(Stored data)
▼▼▼
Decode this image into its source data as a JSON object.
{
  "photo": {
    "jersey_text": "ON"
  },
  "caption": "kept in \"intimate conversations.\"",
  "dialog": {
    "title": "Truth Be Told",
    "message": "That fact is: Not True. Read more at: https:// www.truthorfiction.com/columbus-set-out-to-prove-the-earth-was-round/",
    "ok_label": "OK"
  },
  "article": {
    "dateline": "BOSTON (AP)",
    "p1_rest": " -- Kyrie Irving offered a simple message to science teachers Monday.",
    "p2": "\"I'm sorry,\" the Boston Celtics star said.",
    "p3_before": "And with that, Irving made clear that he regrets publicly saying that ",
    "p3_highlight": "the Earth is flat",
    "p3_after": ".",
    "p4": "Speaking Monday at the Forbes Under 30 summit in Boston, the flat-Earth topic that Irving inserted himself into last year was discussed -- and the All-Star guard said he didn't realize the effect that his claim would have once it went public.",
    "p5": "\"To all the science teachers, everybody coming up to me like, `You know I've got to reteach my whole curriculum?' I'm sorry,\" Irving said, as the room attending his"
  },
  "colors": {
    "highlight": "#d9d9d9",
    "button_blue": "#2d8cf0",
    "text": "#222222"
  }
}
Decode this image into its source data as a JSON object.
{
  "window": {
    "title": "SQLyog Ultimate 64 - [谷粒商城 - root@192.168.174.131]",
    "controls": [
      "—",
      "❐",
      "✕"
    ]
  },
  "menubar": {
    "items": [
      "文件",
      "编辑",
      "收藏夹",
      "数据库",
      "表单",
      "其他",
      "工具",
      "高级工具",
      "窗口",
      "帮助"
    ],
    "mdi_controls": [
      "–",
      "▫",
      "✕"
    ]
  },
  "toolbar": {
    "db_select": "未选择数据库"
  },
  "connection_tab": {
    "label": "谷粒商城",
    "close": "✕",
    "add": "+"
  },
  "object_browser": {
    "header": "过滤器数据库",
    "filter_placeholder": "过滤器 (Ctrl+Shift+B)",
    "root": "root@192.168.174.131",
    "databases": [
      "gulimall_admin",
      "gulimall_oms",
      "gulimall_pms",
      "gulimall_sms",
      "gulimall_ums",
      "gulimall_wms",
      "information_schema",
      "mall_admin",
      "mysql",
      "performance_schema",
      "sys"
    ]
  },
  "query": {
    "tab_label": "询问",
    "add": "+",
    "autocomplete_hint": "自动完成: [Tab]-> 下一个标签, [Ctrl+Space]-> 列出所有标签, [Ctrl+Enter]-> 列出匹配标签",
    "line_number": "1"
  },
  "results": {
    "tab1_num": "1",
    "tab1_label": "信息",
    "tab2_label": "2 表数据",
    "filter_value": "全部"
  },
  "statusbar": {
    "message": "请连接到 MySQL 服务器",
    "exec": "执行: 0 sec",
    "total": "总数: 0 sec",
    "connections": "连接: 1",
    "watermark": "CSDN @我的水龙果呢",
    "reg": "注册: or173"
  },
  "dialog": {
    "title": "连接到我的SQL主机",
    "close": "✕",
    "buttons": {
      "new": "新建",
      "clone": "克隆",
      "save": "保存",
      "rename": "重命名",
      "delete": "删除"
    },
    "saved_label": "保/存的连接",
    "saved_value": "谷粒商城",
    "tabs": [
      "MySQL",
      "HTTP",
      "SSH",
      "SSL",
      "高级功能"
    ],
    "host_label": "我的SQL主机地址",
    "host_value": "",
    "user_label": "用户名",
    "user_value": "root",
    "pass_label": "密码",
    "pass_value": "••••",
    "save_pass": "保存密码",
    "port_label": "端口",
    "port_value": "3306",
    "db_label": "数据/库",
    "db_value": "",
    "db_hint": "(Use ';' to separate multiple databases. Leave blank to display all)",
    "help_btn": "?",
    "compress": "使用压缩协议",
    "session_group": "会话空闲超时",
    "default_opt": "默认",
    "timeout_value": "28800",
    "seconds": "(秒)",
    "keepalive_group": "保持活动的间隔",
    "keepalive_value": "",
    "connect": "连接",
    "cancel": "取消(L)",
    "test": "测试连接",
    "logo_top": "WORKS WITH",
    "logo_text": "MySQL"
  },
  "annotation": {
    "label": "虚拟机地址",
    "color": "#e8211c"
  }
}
▲▲▲
**WHAT YOU HAVE TO DO:** Make an exact copy of the material above.

**WORKED SOLUTION:**
Decode this image into its source data as a JSON object.
{
  "photo": {
    "jersey_text": "ON"
  },
  "caption": "kept in \"intimate conversations.\"",
  "dialog": {
    "title": "Truth Be Told",
    "message": "That fact is: Not True. Read more at: https:// www.truthorfiction.com/columbus-set-out-to-prove-the-earth-was-round/",
    "ok_label": "OK"
  },
  "article": {
    "dateline": "BOSTON (AP)",
    "p1_rest": " -- Kyrie Irving offered a simple message to science teachers Monday.",
    "p2": "\"I'm sorry,\" the Boston Celtics star said.",
    "p3_before": "And with that, Irving made clear that he regrets publicly saying that ",
    "p3_highlight": "the Earth is flat",
    "p3_after": ".",
    "p4": "Speaking Monday at the Forbes Under 30 summit in Boston, the flat-Earth topic that Irving inserted himself into last year was discussed -- and the All-Star guard said he didn't realize the effect that his claim would have once it went public.",
    "p5": "\"To all the science teachers, everybody coming up to me like, `You know I've got to reteach my whole curriculum?' I'm sorry,\" Irving said, as the room attending his"
  },
  "colors": {
    "highlight": "#d9d9d9",
    "button_blue": "#2d8cf0",
    "text": "#222222"
  }
}
Decode this image into its source data as a JSON object.
{
  "window": {
    "title": "SQLyog Ultimate 64 - [谷粒商城 - root@192.168.174.131]",
    "controls": [
      "—",
      "❐",
      "✕"
    ]
  },
  "menubar": {
    "items": [
      "文件",
      "编辑",
      "收藏夹",
      "数据库",
      "表单",
      "其他",
      "工具",
      "高级工具",
      "窗口",
      "帮助"
    ],
    "mdi_controls": [
      "–",
      "▫",
      "✕"
    ]
  },
  "toolbar": {
    "db_select": "未选择数据库"
  },
  "connection_tab": {
    "label": "谷粒商城",
    "close": "✕",
    "add": "+"
  },
  "object_browser": {
    "header": "过滤器数据库",
    "filter_placeholder": "过滤器 (Ctrl+Shift+B)",
    "root": "root@192.168.174.131",
    "databases": [
      "gulimall_admin",
      "gulimall_oms",
      "gulimall_pms",
      "gulimall_sms",
      "gulimall_ums",
      "gulimall_wms",
      "information_schema",
      "mall_admin",
      "mysql",
      "performance_schema",
      "sys"
    ]
  },
  "query": {
    "tab_label": "询问",
    "add": "+",
    "autocomplete_hint": "自动完成: [Tab]-> 下一个标签, [Ctrl+Space]-> 列出所有标签, [Ctrl+Enter]-> 列出匹配标签",
    "line_number": "1"
  },
  "results": {
    "tab1_num": "1",
    "tab1_label": "信息",
    "tab2_label": "2 表数据",
    "filter_value": "全部"
  },
  "statusbar": {
    "message": "请连接到 MySQL 服务器",
    "exec": "执行: 0 sec",
    "total": "总数: 0 sec",
    "connections": "连接: 1",
    "watermark": "CSDN @我的水龙果呢",
    "reg": "注册: or173"
  },
  "dialog": {
    "title": "连接到我的SQL主机",
    "close": "✕",
    "buttons": {
      "new": "新建",
      "clone": "克隆",
      "save": "保存",
      "rename": "重命名",
      "delete": "删除"
    },
    "saved_label": "保/存的连接",
    "saved_value": "谷粒商城",
    "tabs": [
      "MySQL",
      "HTTP",
      "SSH",
      "SSL",
      "高级功能"
    ],
    "host_label": "我的SQL主机地址",
    "host_value": "",
    "user_label": "用户名",
    "user_value": "root",
    "pass_label": "密码",
    "pass_value": "••••",
    "save_pass": "保存密码",
    "port_label": "端口",
    "port_value": "3306",
    "db_label": "数据/库",
    "db_value": "",
    "db_hint": "(Use ';' to separate multiple databases. Leave blank to display all)",
    "help_btn": "?",
    "compress": "使用压缩协议",
    "session_group": "会话空闲超时",
    "default_opt": "默认",
    "timeout_value": "28800",
    "seconds": "(秒)",
    "keepalive_group": "保持活动的间隔",
    "keepalive_value": "",
    "connect": "连接",
    "cancel": "取消(L)",
    "test": "测试连接",
    "logo_top": "WORKS WITH",
    "logo_text": "MySQL"
  },
  "annotation": {
    "label": "虚拟机地址",
    "color": "#e8211c"
  }
}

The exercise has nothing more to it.